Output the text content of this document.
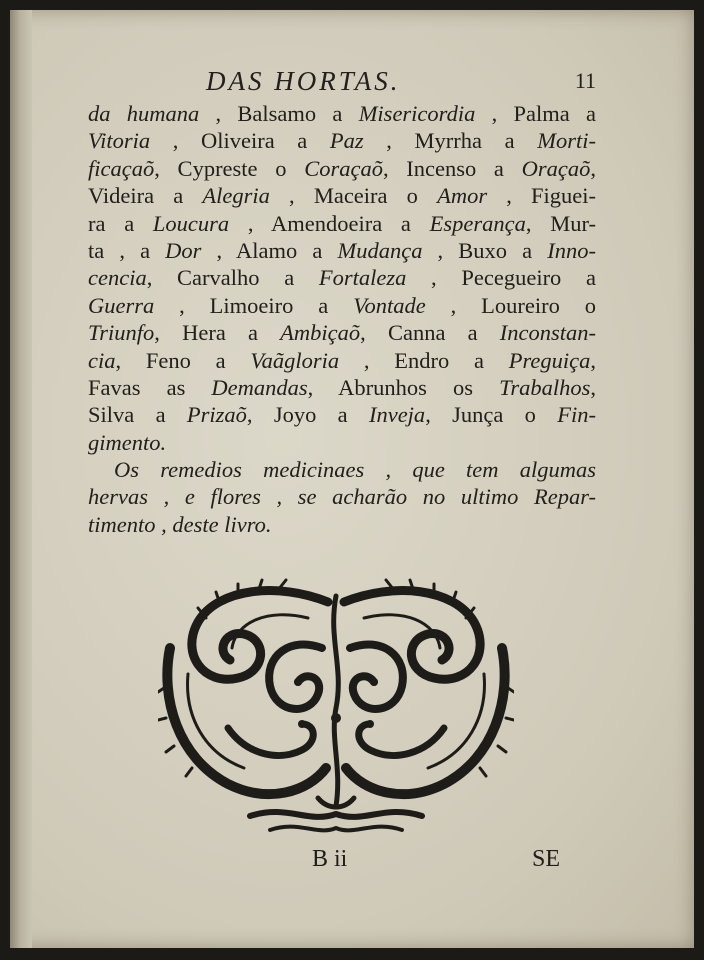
DAS HORTAS.	11
da humana , Balsamo a Misericordia , Palma a
Vitoria , Oliveira a Paz , Myrrha a Morti-
ficaçaõ, Cypreste o Coraçaõ, Incenso a Oraçaõ,
Videira a Alegria , Maceira o Amor , Figuei-
ra a Loucura , Amendoeira a Esperança, Mur-
ta , a Dor , Alamo a Mudança , Buxo a Inno-
cencia, Carvalho a Fortaleza , Pecegueiro a
Guerra , Limoeiro a Vontade , Loureiro o
Triunfo, Hera a Ambiçaõ, Canna a Inconstan-
cia, Feno a Vaãgloria , Endro a Preguiça,
Favas as Demandas, Abrunhos os Trabalhos,
Silva a Prizaõ, Joyo a Inveja, Junça o Fin-
gimento.
Os remedios medicinaes , que tem algumas
hervas , e flores , se acharão no ultimo Repar-
timento , deste livro.
B ii	SE
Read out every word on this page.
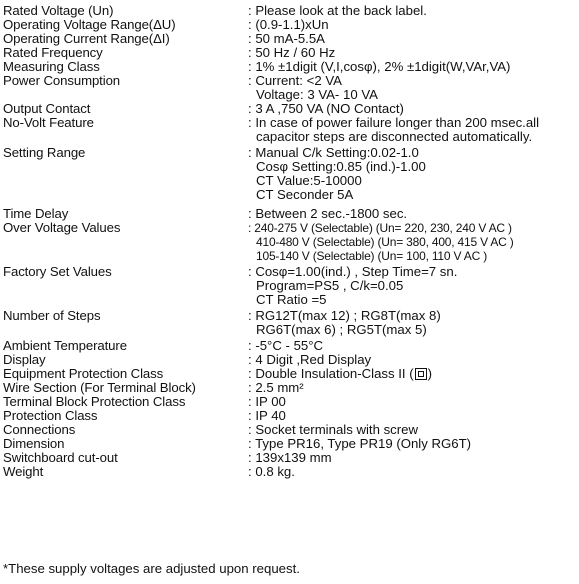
Rated Voltage (Un)	: Please look at the back label.
Operating Voltage Range(ΔU)	: (0.9-1.1)xUn
Operating Current Range(ΔI)	: 50 mA-5.5A
Rated Frequency	: 50 Hz / 60 Hz
Measuring Class	: 1% ±1digit (V,I,cosφ), 2% ±1digit(W,VAr,VA)
Power Consumption	: Current: <2 VA
Voltage: 3 VA- 10 VA
Output Contact	: 3 A ,750 VA (NO Contact)
No-Volt Feature	: In case of power failure longer than 200 msec.all
capacitor steps are disconnected automatically.
Setting Range	: Manual C/k Setting:0.02-1.0
Cosφ Setting:0.85 (ind.)-1.00
CT Value:5-10000
CT Seconder 5A
Time Delay	: Between 2 sec.-1800 sec.
Over Voltage Values	: 240-275 V (Selectable) (Un= 220, 230, 240 V AC )
410-480 V (Selectable) (Un= 380, 400, 415 V AC )
105-140 V (Selectable) (Un= 100, 110 V AC )
Factory Set Values	: Cosφ=1.00(ind.) , Step Time=7 sn.
Program=PS5 , C/k=0.05
CT Ratio =5
Number of Steps	: RG12T(max 12) ; RG8T(max 8)
RG6T(max 6) ; RG5T(max 5)
Ambient Temperature	: -5°C - 55°C
Display	: 4 Digit ,Red Display
Equipment Protection Class	: Double Insulation-Class II ( )
Wire Section (For Terminal Block)	: 2.5 mm²
Terminal Block Protection Class	: IP 00
Protection Class	: IP 40
Connections	: Socket terminals with screw
Dimension	: Type PR16, Type PR19 (Only RG6T)
Switchboard cut-out	: 139x139 mm
Weight	: 0.8 kg.
*These supply voltages are adjusted upon request.
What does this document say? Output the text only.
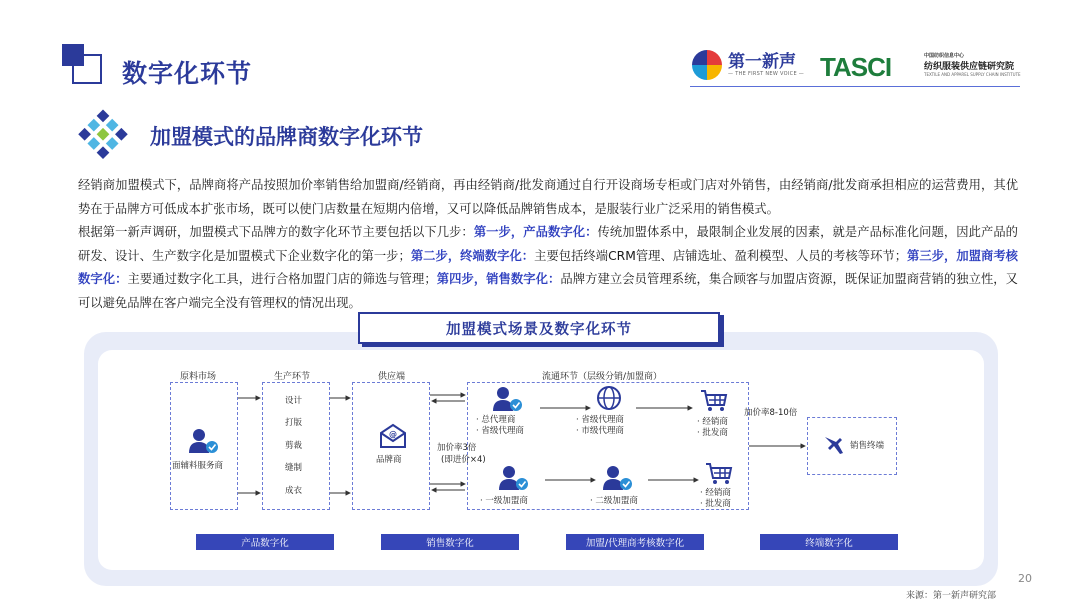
数字化环节	第一新声
— THE FIRST NEW VOICE — TASCI	中国纺织信息中心
纺织服装供应链研究院
TEXTILE AND APPAREL SUPPLY CHAIN INSTITUTE
加盟模式的品牌商数字化环节
经销商加盟模式下，品牌商将产品按照加价率销售给加盟商/经销商，再由经销商/批发商通过自行开设商场专柜或门店对外销售，由经销商/批发商承担相应的运营费用，其优势在于品牌方可低成本扩张市场，既可以使门店数量在短期内倍增，又可以降低品牌销售成本，是服装行业广泛采用的销售模式。
根据第一新声调研，加盟模式下品牌方的数字化环节主要包括以下几步：第一步，产品数字化：传统加盟体系中，最限制企业发展的因素，就是产品标准化问题，因此产品的研发、设计、生产数字化是加盟模式下企业数字化的第一步；第二步，终端数字化：主要包括终端CRM管理、店铺选址、盈利模型、人员的考核等环节；第三步，加盟商考核数字化：主要通过数字化工具，进行合格加盟门店的筛选与管理；第四步，销售数字化：品牌方建立会员管理系统，集合顾客与加盟店资源，既保证加盟商营销的独立性，又可以避免品牌在客户端完全没有管理权的情况出现。
加盟模式场景及数字化环节
原料市场	生产环节	供应端	流通环节（层级分销/加盟商）
面辅料服务商
设计
打版
剪裁
缝制
成衣
@
品牌商
加价率3倍
(即进价×4)
加价率8-10倍
· 总代理商
· 省级代理商
· 省级代理商
· 市级代理商
· 经销商
· 批发商
· 一级加盟商	· 二级加盟商
· 经销商
· 批发商
销售终端
产品数字化	销售数字化	加盟/代理商考核数字化	终端数字化
20
来源：第一新声研究部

GIVEN EXERCISE
Transcribe the records above exactly, leaving out every picture.

SOLUTION FOR THIS EXERCISE
Output the text content of this document.
DAS HORTAS.	11
da humana , Balsamo a Misericordia , Palma a
Vitoria , Oliveira a Paz , Myrrha a Morti-
ficaçaõ, Cypreste o Coraçaõ, Incenso a Oraçaõ,
Videira a Alegria , Maceira o Amor , Figuei-
ra a Loucura , Amendoeira a Esperança, Mur-
ta , a Dor , Alamo a Mudança , Buxo a Inno-
cencia, Carvalho a Fortaleza , Pecegueiro a
Guerra , Limoeiro a Vontade , Loureiro o
Triunfo, Hera a Ambiçaõ, Canna a Inconstan-
cia, Feno a Vaãgloria , Endro a Preguiça,
Favas as Demandas, Abrunhos os Trabalhos,
Silva a Prizaõ, Joyo a Inveja, Junça o Fin-
gimento.
Os remedios medicinaes , que tem algumas
hervas , e flores , se acharão no ultimo Repar-
timento , deste livro.
B ii	SE
Read out every word on this page.
Rated Voltage (Un)	: Please look at the back label.
Operating Voltage Range(ΔU)	: (0.9-1.1)xUn
Operating Current Range(ΔI)	: 50 mA-5.5A
Rated Frequency	: 50 Hz / 60 Hz
Measuring Class	: 1% ±1digit (V,I,cosφ), 2% ±1digit(W,VAr,VA)
Power Consumption	: Current: <2 VA
Voltage: 3 VA- 10 VA
Output Contact	: 3 A ,750 VA (NO Contact)
No-Volt Feature	: In case of power failure longer than 200 msec.all
capacitor steps are disconnected automatically.
Setting Range	: Manual C/k Setting:0.02-1.0
Cosφ Setting:0.85 (ind.)-1.00
CT Value:5-10000
CT Seconder 5A
Time Delay	: Between 2 sec.-1800 sec.
Over Voltage Values	: 240-275 V (Selectable) (Un= 220, 230, 240 V AC )
410-480 V (Selectable) (Un= 380, 400, 415 V AC )
105-140 V (Selectable) (Un= 100, 110 V AC )
Factory Set Values	: Cosφ=1.00(ind.) , Step Time=7 sn.
Program=PS5 , C/k=0.05
CT Ratio =5
Number of Steps	: RG12T(max 12) ; RG8T(max 8)
RG6T(max 6) ; RG5T(max 5)
Ambient Temperature	: -5°C - 55°C
Display	: 4 Digit ,Red Display
Equipment Protection Class	: Double Insulation-Class II ( )
Wire Section (For Terminal Block)	: 2.5 mm²
Terminal Block Protection Class	: IP 00
Protection Class	: IP 40
Connections	: Socket terminals with screw
Dimension	: Type PR16, Type PR19 (Only RG6T)
Switchboard cut-out	: 139x139 mm
Weight	: 0.8 kg.
*These supply voltages are adjusted upon request.
What does this document say? Output the text only.
数字化环节	第一新声
— THE FIRST NEW VOICE — TASCI	中国纺织信息中心
纺织服装供应链研究院
TEXTILE AND APPAREL SUPPLY CHAIN INSTITUTE
加盟模式的品牌商数字化环节
经销商加盟模式下，品牌商将产品按照加价率销售给加盟商/经销商，再由经销商/批发商通过自行开设商场专柜或门店对外销售，由经销商/批发商承担相应的运营费用，其优势在于品牌方可低成本扩张市场，既可以使门店数量在短期内倍增，又可以降低品牌销售成本，是服装行业广泛采用的销售模式。
根据第一新声调研，加盟模式下品牌方的数字化环节主要包括以下几步：第一步，产品数字化：传统加盟体系中，最限制企业发展的因素，就是产品标准化问题，因此产品的研发、设计、生产数字化是加盟模式下企业数字化的第一步；第二步，终端数字化：主要包括终端CRM管理、店铺选址、盈利模型、人员的考核等环节；第三步，加盟商考核数字化：主要通过数字化工具，进行合格加盟门店的筛选与管理；第四步，销售数字化：品牌方建立会员管理系统，集合顾客与加盟店资源，既保证加盟商营销的独立性，又可以避免品牌在客户端完全没有管理权的情况出现。
加盟模式场景及数字化环节
原料市场	生产环节	供应端	流通环节（层级分销/加盟商）
面辅料服务商
设计
打版
剪裁
缝制
成衣
@
品牌商
加价率3倍
(即进价×4)
加价率8-10倍
· 总代理商
· 省级代理商
· 省级代理商
· 市级代理商
· 经销商
· 批发商
· 一级加盟商	· 二级加盟商
· 经销商
· 批发商
销售终端
产品数字化	销售数字化	加盟/代理商考核数字化	终端数字化
20
来源：第一新声研究部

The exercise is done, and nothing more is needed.